=== WRITTEN TASK ===
Each line of the data that includes the string "Práctica" is to be copied out.

=== EXTRACTED DATA ===
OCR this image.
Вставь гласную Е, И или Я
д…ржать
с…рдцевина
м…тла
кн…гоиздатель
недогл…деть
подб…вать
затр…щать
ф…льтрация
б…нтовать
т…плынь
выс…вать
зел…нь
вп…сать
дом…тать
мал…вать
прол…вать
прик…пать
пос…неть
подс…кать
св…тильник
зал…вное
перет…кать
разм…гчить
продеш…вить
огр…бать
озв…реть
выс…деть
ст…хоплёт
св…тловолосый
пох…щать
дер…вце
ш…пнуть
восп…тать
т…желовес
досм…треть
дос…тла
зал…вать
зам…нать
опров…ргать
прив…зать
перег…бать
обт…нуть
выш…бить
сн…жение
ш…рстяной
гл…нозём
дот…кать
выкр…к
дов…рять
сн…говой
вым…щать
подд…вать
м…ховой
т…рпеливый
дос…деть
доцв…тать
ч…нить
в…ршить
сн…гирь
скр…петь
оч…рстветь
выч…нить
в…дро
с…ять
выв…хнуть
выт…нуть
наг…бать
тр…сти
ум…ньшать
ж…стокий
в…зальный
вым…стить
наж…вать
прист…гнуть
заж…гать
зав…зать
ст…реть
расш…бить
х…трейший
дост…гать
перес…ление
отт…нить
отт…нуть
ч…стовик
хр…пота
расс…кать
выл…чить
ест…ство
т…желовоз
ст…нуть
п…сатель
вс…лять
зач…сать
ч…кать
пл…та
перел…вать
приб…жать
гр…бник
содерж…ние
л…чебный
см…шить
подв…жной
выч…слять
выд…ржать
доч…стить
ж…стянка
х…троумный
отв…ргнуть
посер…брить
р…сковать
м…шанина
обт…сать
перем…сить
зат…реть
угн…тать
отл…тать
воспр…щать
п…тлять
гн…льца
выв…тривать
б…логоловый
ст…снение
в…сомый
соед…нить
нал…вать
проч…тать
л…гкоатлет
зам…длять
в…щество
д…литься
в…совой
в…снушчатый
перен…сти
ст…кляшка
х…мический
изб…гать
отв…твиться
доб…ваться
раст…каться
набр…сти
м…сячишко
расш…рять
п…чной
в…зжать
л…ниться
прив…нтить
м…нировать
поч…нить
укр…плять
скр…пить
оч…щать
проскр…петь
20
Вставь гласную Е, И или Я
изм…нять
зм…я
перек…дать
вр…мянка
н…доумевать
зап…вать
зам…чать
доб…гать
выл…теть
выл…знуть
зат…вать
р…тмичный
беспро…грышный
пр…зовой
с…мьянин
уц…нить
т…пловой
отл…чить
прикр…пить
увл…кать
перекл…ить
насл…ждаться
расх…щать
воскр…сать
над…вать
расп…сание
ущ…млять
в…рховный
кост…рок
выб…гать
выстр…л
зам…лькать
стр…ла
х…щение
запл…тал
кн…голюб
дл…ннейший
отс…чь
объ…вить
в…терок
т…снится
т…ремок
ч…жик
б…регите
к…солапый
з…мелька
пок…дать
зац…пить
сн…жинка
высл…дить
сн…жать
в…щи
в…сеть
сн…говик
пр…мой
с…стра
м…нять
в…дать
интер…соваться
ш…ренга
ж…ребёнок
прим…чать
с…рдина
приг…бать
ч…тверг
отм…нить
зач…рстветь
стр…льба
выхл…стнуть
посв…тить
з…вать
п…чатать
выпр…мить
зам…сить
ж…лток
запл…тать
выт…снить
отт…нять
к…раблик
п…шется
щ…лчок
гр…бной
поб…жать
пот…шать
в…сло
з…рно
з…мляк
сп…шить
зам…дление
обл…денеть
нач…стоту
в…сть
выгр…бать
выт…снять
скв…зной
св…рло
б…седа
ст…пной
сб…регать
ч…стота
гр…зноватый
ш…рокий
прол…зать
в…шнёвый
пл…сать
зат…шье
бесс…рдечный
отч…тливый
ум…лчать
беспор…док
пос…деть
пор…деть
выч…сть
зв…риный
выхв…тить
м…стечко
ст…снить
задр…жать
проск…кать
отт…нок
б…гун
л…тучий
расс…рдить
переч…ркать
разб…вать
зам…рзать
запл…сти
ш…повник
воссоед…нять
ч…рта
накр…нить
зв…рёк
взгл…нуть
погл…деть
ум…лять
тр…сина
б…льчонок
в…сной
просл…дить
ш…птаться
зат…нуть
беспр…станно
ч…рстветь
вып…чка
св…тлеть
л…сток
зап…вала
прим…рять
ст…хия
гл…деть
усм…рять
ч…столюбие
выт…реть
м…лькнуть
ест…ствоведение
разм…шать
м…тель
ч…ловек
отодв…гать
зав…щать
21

* * *

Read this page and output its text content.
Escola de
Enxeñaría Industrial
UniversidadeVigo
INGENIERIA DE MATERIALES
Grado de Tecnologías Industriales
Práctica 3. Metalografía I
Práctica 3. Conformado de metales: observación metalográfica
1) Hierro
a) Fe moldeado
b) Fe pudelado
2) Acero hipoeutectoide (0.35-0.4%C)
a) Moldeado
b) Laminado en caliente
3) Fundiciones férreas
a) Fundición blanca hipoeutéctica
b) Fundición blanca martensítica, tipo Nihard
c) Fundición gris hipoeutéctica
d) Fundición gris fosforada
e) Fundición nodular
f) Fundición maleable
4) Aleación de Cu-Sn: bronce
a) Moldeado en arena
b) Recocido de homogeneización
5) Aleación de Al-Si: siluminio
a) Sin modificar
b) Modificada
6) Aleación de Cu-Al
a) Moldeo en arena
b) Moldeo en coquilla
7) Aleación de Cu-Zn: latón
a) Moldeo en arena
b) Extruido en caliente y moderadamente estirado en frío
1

---

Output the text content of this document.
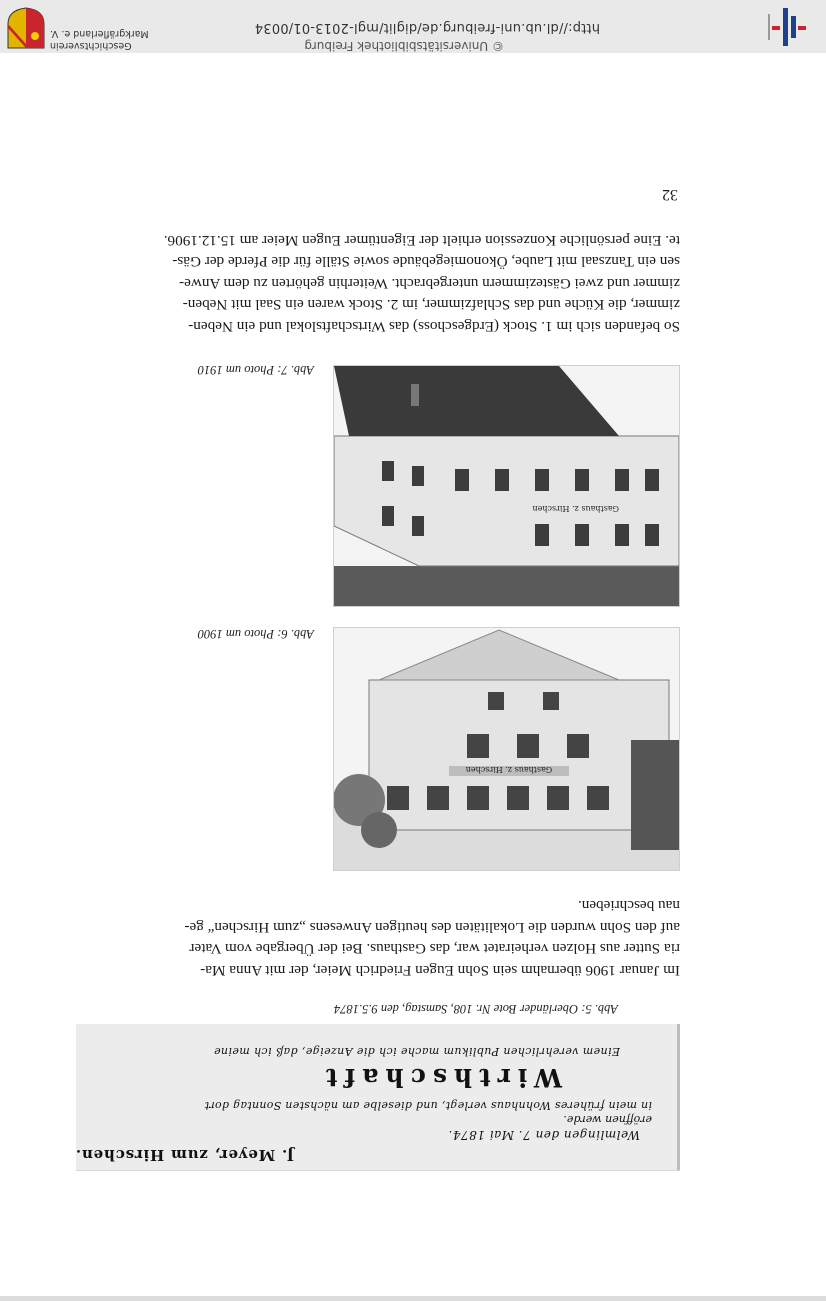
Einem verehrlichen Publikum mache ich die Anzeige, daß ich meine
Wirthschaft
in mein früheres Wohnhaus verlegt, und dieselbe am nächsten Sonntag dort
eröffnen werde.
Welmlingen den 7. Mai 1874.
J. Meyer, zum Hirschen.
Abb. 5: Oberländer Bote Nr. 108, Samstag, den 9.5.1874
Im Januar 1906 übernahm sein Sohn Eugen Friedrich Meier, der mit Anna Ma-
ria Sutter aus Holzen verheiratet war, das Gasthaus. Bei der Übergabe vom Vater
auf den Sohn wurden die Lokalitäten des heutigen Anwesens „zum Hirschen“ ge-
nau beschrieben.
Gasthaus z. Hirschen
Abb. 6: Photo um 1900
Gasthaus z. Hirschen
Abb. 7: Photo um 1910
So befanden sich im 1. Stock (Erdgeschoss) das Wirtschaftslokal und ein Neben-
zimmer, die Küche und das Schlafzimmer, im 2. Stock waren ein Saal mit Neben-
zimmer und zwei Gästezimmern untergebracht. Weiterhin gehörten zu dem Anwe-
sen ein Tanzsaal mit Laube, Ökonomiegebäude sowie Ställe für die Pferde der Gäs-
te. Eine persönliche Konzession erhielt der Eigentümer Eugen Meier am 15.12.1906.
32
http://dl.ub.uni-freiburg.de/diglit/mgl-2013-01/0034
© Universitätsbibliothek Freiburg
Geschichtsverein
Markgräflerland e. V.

=== COMPLETED EXERCISE ===
Práctica 3. Metalografía I
Práctica 3. Conformado de metales: observación metalográfica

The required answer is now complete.